▶ THE REQUEST
Look for the word "screenshot" in the entries below, then copy every line that has it.
begin
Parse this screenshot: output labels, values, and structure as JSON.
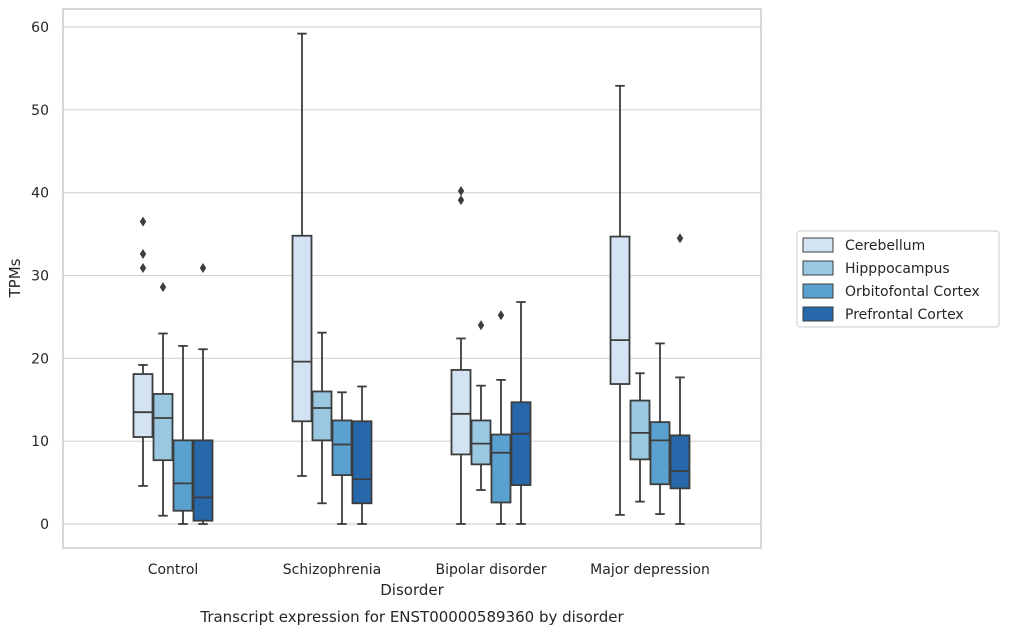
{
  "chart_data": {
    "type": "box",
    "caption": "Transcript expression for ENST00000589360 by disorder",
    "xlabel": "Disorder",
    "ylabel": "TPMs",
    "ylim": [
      -2.8,
      62.2
    ],
    "yticks": [
      0,
      10,
      20,
      30,
      40,
      50,
      60
    ],
    "grid": "horizontal",
    "legend_position": "right",
    "categories": [
      "Control",
      "Schizophrenia",
      "Bipolar disorder",
      "Major depression"
    ],
    "series": [
      {
        "name": "Cerebellum",
        "color": "#d3e3f3",
        "boxes": [
          {
            "whisker_low": 4.6,
            "q1": 10.5,
            "median": 13.5,
            "q3": 18.1,
            "whisker_high": 19.2,
            "outliers": [
              30.9,
              32.6,
              36.5
            ]
          },
          {
            "whisker_low": 5.8,
            "q1": 12.4,
            "median": 19.6,
            "q3": 34.8,
            "whisker_high": 59.2,
            "outliers": []
          },
          {
            "whisker_low": 0.0,
            "q1": 8.4,
            "median": 13.3,
            "q3": 18.6,
            "whisker_high": 22.4,
            "outliers": [
              39.1,
              40.2
            ]
          },
          {
            "whisker_low": 1.1,
            "q1": 16.9,
            "median": 22.2,
            "q3": 34.7,
            "whisker_high": 52.9,
            "outliers": []
          }
        ]
      },
      {
        "name": "Hipppocampus",
        "color": "#9ac8e0",
        "boxes": [
          {
            "whisker_low": 1.0,
            "q1": 7.7,
            "median": 12.8,
            "q3": 15.7,
            "whisker_high": 23.0,
            "outliers": [
              28.6
            ]
          },
          {
            "whisker_low": 2.5,
            "q1": 10.1,
            "median": 14.0,
            "q3": 16.0,
            "whisker_high": 23.1,
            "outliers": []
          },
          {
            "whisker_low": 4.1,
            "q1": 7.2,
            "median": 9.7,
            "q3": 12.5,
            "whisker_high": 16.7,
            "outliers": [
              24.0
            ]
          },
          {
            "whisker_low": 2.7,
            "q1": 7.8,
            "median": 11.0,
            "q3": 14.9,
            "whisker_high": 18.2,
            "outliers": []
          }
        ]
      },
      {
        "name": "Orbitofontal Cortex",
        "color": "#5aa1cf",
        "boxes": [
          {
            "whisker_low": 0.0,
            "q1": 1.6,
            "median": 4.9,
            "q3": 10.1,
            "whisker_high": 21.5,
            "outliers": []
          },
          {
            "whisker_low": 0.0,
            "q1": 5.9,
            "median": 9.6,
            "q3": 12.5,
            "whisker_high": 15.9,
            "outliers": []
          },
          {
            "whisker_low": 0.0,
            "q1": 2.6,
            "median": 8.6,
            "q3": 10.8,
            "whisker_high": 17.4,
            "outliers": [
              25.2
            ]
          },
          {
            "whisker_low": 1.2,
            "q1": 4.8,
            "median": 10.1,
            "q3": 12.3,
            "whisker_high": 21.8,
            "outliers": []
          }
        ]
      },
      {
        "name": "Prefrontal Cortex",
        "color": "#2668aa",
        "boxes": [
          {
            "whisker_low": 0.0,
            "q1": 0.4,
            "median": 3.2,
            "q3": 10.1,
            "whisker_high": 21.1,
            "outliers": [
              30.9
            ]
          },
          {
            "whisker_low": 0.0,
            "q1": 2.5,
            "median": 5.4,
            "q3": 12.4,
            "whisker_high": 16.6,
            "outliers": []
          },
          {
            "whisker_low": 0.0,
            "q1": 4.7,
            "median": 10.9,
            "q3": 14.7,
            "whisker_high": 26.8,
            "outliers": []
          },
          {
            "whisker_low": 0.0,
            "q1": 4.3,
            "median": 6.4,
            "q3": 10.7,
            "whisker_high": 17.7,
            "outliers": [
              34.5
            ]
          }
        ]
      }
    ]
  }
}
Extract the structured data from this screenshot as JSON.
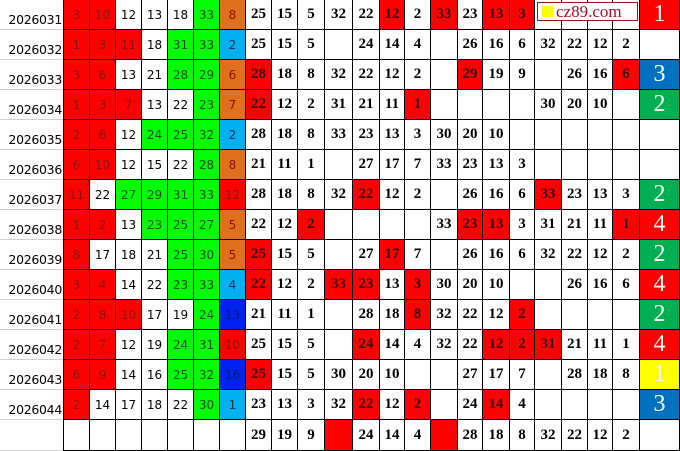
{
  "colors": {
    "r": "#ff0000",
    "w": "#ffffff",
    "g": "#00ff00",
    "o": "#e0701c",
    "lb": "#00b0f0",
    "db": "#0022ee",
    "fg": "#00b050",
    "fb": "#0070c0",
    "fy": "#ffff00",
    "fr": "#ff0000"
  },
  "watermark": {
    "text": "cz89.com"
  },
  "rows": [
    {
      "label": "2026031",
      "balls": [
        [
          "3",
          "r"
        ],
        [
          "10",
          "r"
        ],
        [
          "12",
          "w"
        ],
        [
          "13",
          "w"
        ],
        [
          "18",
          "w"
        ],
        [
          "33",
          "g"
        ],
        [
          "8",
          "o"
        ]
      ],
      "nums": [
        "25",
        "15",
        "5",
        "32",
        "22",
        "12",
        "2",
        "33",
        "23",
        "13",
        "3",
        "",
        "",
        "",
        ""
      ],
      "red": [
        5,
        7,
        9,
        10
      ],
      "final": [
        "1",
        "fr"
      ]
    },
    {
      "label": "2026032",
      "balls": [
        [
          "1",
          "r"
        ],
        [
          "3",
          "r"
        ],
        [
          "11",
          "r"
        ],
        [
          "18",
          "w"
        ],
        [
          "31",
          "g"
        ],
        [
          "33",
          "g"
        ],
        [
          "2",
          "lb"
        ]
      ],
      "nums": [
        "25",
        "15",
        "5",
        "",
        "24",
        "14",
        "4",
        "",
        "26",
        "16",
        "6",
        "32",
        "22",
        "12",
        "2"
      ],
      "red": [],
      "final": [
        "",
        ""
      ]
    },
    {
      "label": "2026033",
      "balls": [
        [
          "3",
          "r"
        ],
        [
          "6",
          "r"
        ],
        [
          "13",
          "w"
        ],
        [
          "21",
          "w"
        ],
        [
          "28",
          "g"
        ],
        [
          "29",
          "g"
        ],
        [
          "6",
          "o"
        ]
      ],
      "nums": [
        "28",
        "18",
        "8",
        "32",
        "22",
        "12",
        "2",
        "",
        "29",
        "19",
        "9",
        "",
        "26",
        "16",
        "6"
      ],
      "red": [
        0,
        8,
        14
      ],
      "final": [
        "3",
        "fb"
      ]
    },
    {
      "label": "2026034",
      "balls": [
        [
          "1",
          "r"
        ],
        [
          "3",
          "r"
        ],
        [
          "7",
          "r"
        ],
        [
          "13",
          "w"
        ],
        [
          "22",
          "w"
        ],
        [
          "23",
          "g"
        ],
        [
          "7",
          "o"
        ]
      ],
      "nums": [
        "22",
        "12",
        "2",
        "31",
        "21",
        "11",
        "1",
        "",
        "",
        "",
        "",
        "30",
        "20",
        "10",
        ""
      ],
      "red": [
        0,
        6
      ],
      "final": [
        "2",
        "fg"
      ]
    },
    {
      "label": "2026035",
      "balls": [
        [
          "2",
          "r"
        ],
        [
          "6",
          "r"
        ],
        [
          "12",
          "w"
        ],
        [
          "24",
          "g"
        ],
        [
          "25",
          "g"
        ],
        [
          "32",
          "g"
        ],
        [
          "2",
          "lb"
        ]
      ],
      "nums": [
        "28",
        "18",
        "8",
        "33",
        "23",
        "13",
        "3",
        "30",
        "20",
        "10",
        "",
        "",
        "",
        "",
        ""
      ],
      "red": [],
      "final": [
        "",
        ""
      ]
    },
    {
      "label": "2026036",
      "balls": [
        [
          "6",
          "r"
        ],
        [
          "10",
          "r"
        ],
        [
          "12",
          "w"
        ],
        [
          "15",
          "w"
        ],
        [
          "22",
          "w"
        ],
        [
          "28",
          "g"
        ],
        [
          "8",
          "o"
        ]
      ],
      "nums": [
        "21",
        "11",
        "1",
        "",
        "27",
        "17",
        "7",
        "33",
        "23",
        "13",
        "3",
        "",
        "",
        "",
        ""
      ],
      "red": [],
      "final": [
        "",
        ""
      ]
    },
    {
      "label": "2026037",
      "balls": [
        [
          "11",
          "r"
        ],
        [
          "22",
          "w"
        ],
        [
          "27",
          "g"
        ],
        [
          "29",
          "g"
        ],
        [
          "31",
          "g"
        ],
        [
          "33",
          "g"
        ],
        [
          "12",
          "r"
        ]
      ],
      "nums": [
        "28",
        "18",
        "8",
        "32",
        "22",
        "12",
        "2",
        "",
        "26",
        "16",
        "6",
        "33",
        "23",
        "13",
        "3"
      ],
      "red": [
        4,
        11
      ],
      "final": [
        "2",
        "fg"
      ]
    },
    {
      "label": "2026038",
      "balls": [
        [
          "1",
          "r"
        ],
        [
          "2",
          "r"
        ],
        [
          "13",
          "w"
        ],
        [
          "23",
          "g"
        ],
        [
          "25",
          "g"
        ],
        [
          "27",
          "g"
        ],
        [
          "5",
          "o"
        ]
      ],
      "nums": [
        "22",
        "12",
        "2",
        "",
        "",
        "",
        "",
        "33",
        "23",
        "13",
        "3",
        "31",
        "21",
        "11",
        "1"
      ],
      "red": [
        2,
        8,
        9,
        14
      ],
      "final": [
        "4",
        "fr"
      ]
    },
    {
      "label": "2026039",
      "balls": [
        [
          "8",
          "r"
        ],
        [
          "17",
          "w"
        ],
        [
          "18",
          "w"
        ],
        [
          "21",
          "w"
        ],
        [
          "25",
          "g"
        ],
        [
          "30",
          "g"
        ],
        [
          "5",
          "o"
        ]
      ],
      "nums": [
        "25",
        "15",
        "5",
        "",
        "27",
        "17",
        "7",
        "",
        "26",
        "16",
        "6",
        "32",
        "22",
        "12",
        "2"
      ],
      "red": [
        0,
        5
      ],
      "final": [
        "2",
        "fg"
      ]
    },
    {
      "label": "2026040",
      "balls": [
        [
          "3",
          "r"
        ],
        [
          "4",
          "r"
        ],
        [
          "14",
          "w"
        ],
        [
          "22",
          "w"
        ],
        [
          "23",
          "g"
        ],
        [
          "33",
          "g"
        ],
        [
          "4",
          "lb"
        ]
      ],
      "nums": [
        "22",
        "12",
        "2",
        "33",
        "23",
        "13",
        "3",
        "30",
        "20",
        "10",
        "",
        "",
        "26",
        "16",
        "6"
      ],
      "red": [
        0,
        3,
        4,
        6
      ],
      "final": [
        "4",
        "fr"
      ]
    },
    {
      "label": "2026041",
      "balls": [
        [
          "2",
          "r"
        ],
        [
          "8",
          "r"
        ],
        [
          "10",
          "r"
        ],
        [
          "17",
          "w"
        ],
        [
          "19",
          "w"
        ],
        [
          "24",
          "g"
        ],
        [
          "13",
          "db"
        ]
      ],
      "nums": [
        "21",
        "11",
        "1",
        "",
        "28",
        "18",
        "8",
        "32",
        "22",
        "12",
        "2",
        "",
        "",
        "",
        ""
      ],
      "red": [
        6,
        10
      ],
      "final": [
        "2",
        "fg"
      ]
    },
    {
      "label": "2026042",
      "balls": [
        [
          "2",
          "r"
        ],
        [
          "7",
          "r"
        ],
        [
          "12",
          "w"
        ],
        [
          "19",
          "w"
        ],
        [
          "24",
          "g"
        ],
        [
          "31",
          "g"
        ],
        [
          "10",
          "r"
        ]
      ],
      "nums": [
        "25",
        "15",
        "5",
        "",
        "24",
        "14",
        "4",
        "32",
        "22",
        "12",
        "2",
        "31",
        "21",
        "11",
        "1"
      ],
      "red": [
        4,
        9,
        10,
        11
      ],
      "final": [
        "4",
        "fr"
      ]
    },
    {
      "label": "2026043",
      "balls": [
        [
          "6",
          "r"
        ],
        [
          "9",
          "r"
        ],
        [
          "14",
          "w"
        ],
        [
          "16",
          "w"
        ],
        [
          "25",
          "g"
        ],
        [
          "32",
          "g"
        ],
        [
          "16",
          "db"
        ]
      ],
      "nums": [
        "25",
        "15",
        "5",
        "30",
        "20",
        "10",
        "",
        "",
        "27",
        "17",
        "7",
        "",
        "28",
        "18",
        "8"
      ],
      "red": [
        0
      ],
      "final": [
        "1",
        "fy"
      ]
    },
    {
      "label": "2026044",
      "balls": [
        [
          "2",
          "r"
        ],
        [
          "14",
          "w"
        ],
        [
          "17",
          "w"
        ],
        [
          "18",
          "w"
        ],
        [
          "22",
          "w"
        ],
        [
          "30",
          "g"
        ],
        [
          "1",
          "lb"
        ]
      ],
      "nums": [
        "23",
        "13",
        "3",
        "32",
        "22",
        "12",
        "2",
        "",
        "24",
        "14",
        "4",
        "",
        "",
        "",
        ""
      ],
      "red": [
        4,
        6,
        9
      ],
      "final": [
        "3",
        "fb"
      ]
    },
    {
      "label": "",
      "balls": [
        [
          "",
          "w"
        ],
        [
          "",
          "w"
        ],
        [
          "",
          "w"
        ],
        [
          "",
          "w"
        ],
        [
          "",
          "w"
        ],
        [
          "",
          "w"
        ],
        [
          "",
          "w"
        ]
      ],
      "nums": [
        "29",
        "19",
        "9",
        "",
        "24",
        "14",
        "4",
        "",
        "28",
        "18",
        "8",
        "32",
        "22",
        "12",
        "2"
      ],
      "red": [
        3,
        7
      ],
      "final": [
        "",
        ""
      ]
    }
  ]
}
end
▶ IN RESPONSE
Parse this screenshot: output labels, values, and structure as JSON.
Extract the structured data from this screenshot as JSON.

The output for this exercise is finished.